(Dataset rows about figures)
--------

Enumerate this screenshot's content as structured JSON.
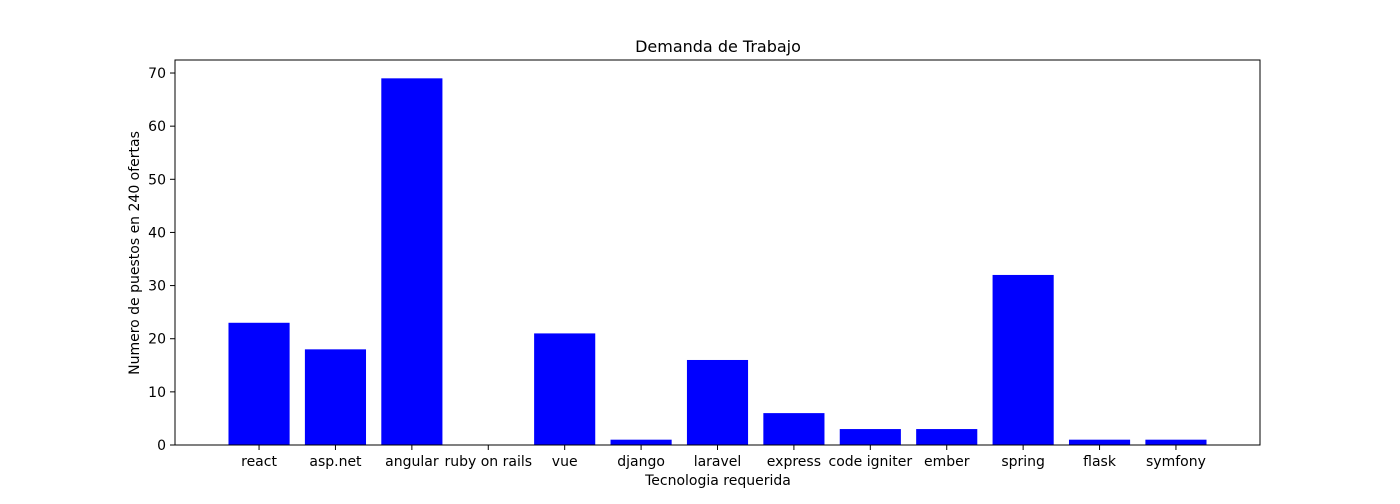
{
  "chart_data": {
    "type": "bar",
    "title": "Demanda de Trabajo",
    "xlabel": "Tecnologia requerida",
    "ylabel": "Numero de puestos en 240 ofertas",
    "categories": [
      "react",
      "asp.net",
      "angular",
      "ruby on rails",
      "vue",
      "django",
      "laravel",
      "express",
      "code igniter",
      "ember",
      "spring",
      "flask",
      "symfony"
    ],
    "values": [
      23,
      18,
      69,
      0,
      21,
      1,
      16,
      6,
      3,
      3,
      32,
      1,
      1
    ],
    "ylim": [
      0,
      72.45
    ],
    "yticks": [
      0,
      10,
      20,
      30,
      40,
      50,
      60,
      70
    ],
    "grid": false,
    "bar_color": "#0000ff"
  }
}
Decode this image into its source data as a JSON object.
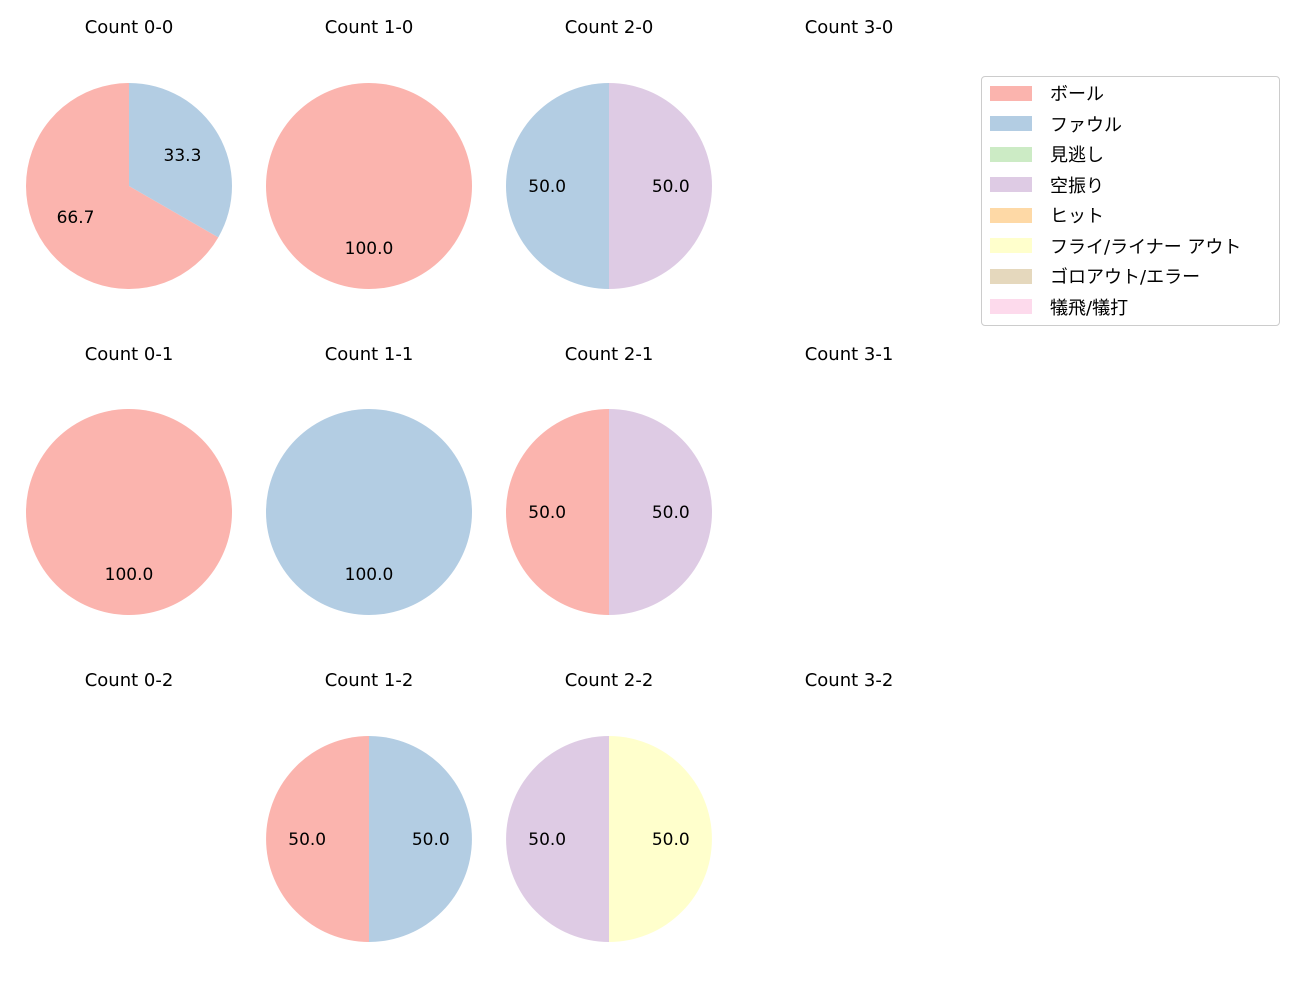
{
  "legend": {
    "items": [
      {
        "label": "ボール",
        "color": "#fbb4ae"
      },
      {
        "label": "ファウル",
        "color": "#b3cde3"
      },
      {
        "label": "見逃し",
        "color": "#ccebc5"
      },
      {
        "label": "空振り",
        "color": "#decbe4"
      },
      {
        "label": "ヒット",
        "color": "#fed9a6"
      },
      {
        "label": "フライ/ライナー アウト",
        "color": "#ffffcc"
      },
      {
        "label": "ゴロアウト/エラー",
        "color": "#e5d8bd"
      },
      {
        "label": "犠飛/犠打",
        "color": "#fddaec"
      }
    ]
  },
  "titles": {
    "c00": "Count 0-0",
    "c10": "Count 1-0",
    "c20": "Count 2-0",
    "c30": "Count 3-0",
    "c01": "Count 0-1",
    "c11": "Count 1-1",
    "c21": "Count 2-1",
    "c31": "Count 3-1",
    "c02": "Count 0-2",
    "c12": "Count 1-2",
    "c22": "Count 2-2",
    "c32": "Count 3-2"
  },
  "chart_data": {
    "type": "pie",
    "title": "",
    "legend_position": "upper right",
    "categories": [
      "ボール",
      "ファウル",
      "見逃し",
      "空振り",
      "ヒット",
      "フライ/ライナー アウト",
      "ゴロアウト/エラー",
      "犠飛/犠打"
    ],
    "colors": [
      "#fbb4ae",
      "#b3cde3",
      "#ccebc5",
      "#decbe4",
      "#fed9a6",
      "#ffffcc",
      "#e5d8bd",
      "#fddaec"
    ],
    "subplots": [
      {
        "title": "Count 0-0",
        "slices": [
          {
            "label": "ボール",
            "value": 66.7
          },
          {
            "label": "ファウル",
            "value": 33.3
          }
        ]
      },
      {
        "title": "Count 1-0",
        "slices": [
          {
            "label": "ボール",
            "value": 100.0
          }
        ]
      },
      {
        "title": "Count 2-0",
        "slices": [
          {
            "label": "ファウル",
            "value": 50.0
          },
          {
            "label": "空振り",
            "value": 50.0
          }
        ]
      },
      {
        "title": "Count 3-0",
        "slices": []
      },
      {
        "title": "Count 0-1",
        "slices": [
          {
            "label": "ボール",
            "value": 100.0
          }
        ]
      },
      {
        "title": "Count 1-1",
        "slices": [
          {
            "label": "ファウル",
            "value": 100.0
          }
        ]
      },
      {
        "title": "Count 2-1",
        "slices": [
          {
            "label": "ボール",
            "value": 50.0
          },
          {
            "label": "空振り",
            "value": 50.0
          }
        ]
      },
      {
        "title": "Count 3-1",
        "slices": []
      },
      {
        "title": "Count 0-2",
        "slices": []
      },
      {
        "title": "Count 1-2",
        "slices": [
          {
            "label": "ボール",
            "value": 50.0
          },
          {
            "label": "ファウル",
            "value": 50.0
          }
        ]
      },
      {
        "title": "Count 2-2",
        "slices": [
          {
            "label": "空振り",
            "value": 50.0
          },
          {
            "label": "フライ/ライナー アウト",
            "value": 50.0
          }
        ]
      },
      {
        "title": "Count 3-2",
        "slices": []
      }
    ]
  }
}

--------

Find out how many lines in the listing contain the string "ライナー". Give the number alone.

§ **Solution**: 3